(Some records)
########################################
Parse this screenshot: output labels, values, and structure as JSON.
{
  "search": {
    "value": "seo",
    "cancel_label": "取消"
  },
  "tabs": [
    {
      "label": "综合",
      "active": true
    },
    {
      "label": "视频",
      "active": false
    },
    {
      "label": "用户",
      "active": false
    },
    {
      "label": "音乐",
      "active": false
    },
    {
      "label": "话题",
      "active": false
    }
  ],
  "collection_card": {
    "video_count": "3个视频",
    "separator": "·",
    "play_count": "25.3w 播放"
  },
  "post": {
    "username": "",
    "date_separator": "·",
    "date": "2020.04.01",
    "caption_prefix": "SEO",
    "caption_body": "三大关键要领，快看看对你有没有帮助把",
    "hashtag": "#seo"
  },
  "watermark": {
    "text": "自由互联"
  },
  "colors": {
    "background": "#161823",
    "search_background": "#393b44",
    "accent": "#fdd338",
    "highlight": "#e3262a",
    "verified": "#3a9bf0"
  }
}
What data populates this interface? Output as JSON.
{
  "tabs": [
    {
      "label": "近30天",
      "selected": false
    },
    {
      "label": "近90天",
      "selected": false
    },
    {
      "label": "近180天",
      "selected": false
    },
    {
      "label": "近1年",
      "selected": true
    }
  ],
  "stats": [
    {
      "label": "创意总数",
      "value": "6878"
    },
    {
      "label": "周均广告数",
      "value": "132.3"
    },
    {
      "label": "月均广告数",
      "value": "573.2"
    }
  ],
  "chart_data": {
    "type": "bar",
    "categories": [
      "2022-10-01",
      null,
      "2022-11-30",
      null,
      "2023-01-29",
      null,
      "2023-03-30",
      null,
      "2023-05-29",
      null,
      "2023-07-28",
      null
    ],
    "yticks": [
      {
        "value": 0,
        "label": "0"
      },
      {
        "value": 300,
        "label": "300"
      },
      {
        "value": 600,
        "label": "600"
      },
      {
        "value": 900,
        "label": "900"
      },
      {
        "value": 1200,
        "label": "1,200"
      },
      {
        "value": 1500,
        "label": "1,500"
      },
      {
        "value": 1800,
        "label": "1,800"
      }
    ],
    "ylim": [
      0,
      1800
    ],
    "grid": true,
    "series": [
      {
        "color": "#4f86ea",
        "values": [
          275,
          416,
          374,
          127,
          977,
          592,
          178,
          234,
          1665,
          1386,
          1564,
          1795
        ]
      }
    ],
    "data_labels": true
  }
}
########################################
:: What to produce ::
Copy every line of the listing that contains the word "values".

:: Reply ::
Parse this screenshot: output labels, values, and structure as JSON.
        "values": [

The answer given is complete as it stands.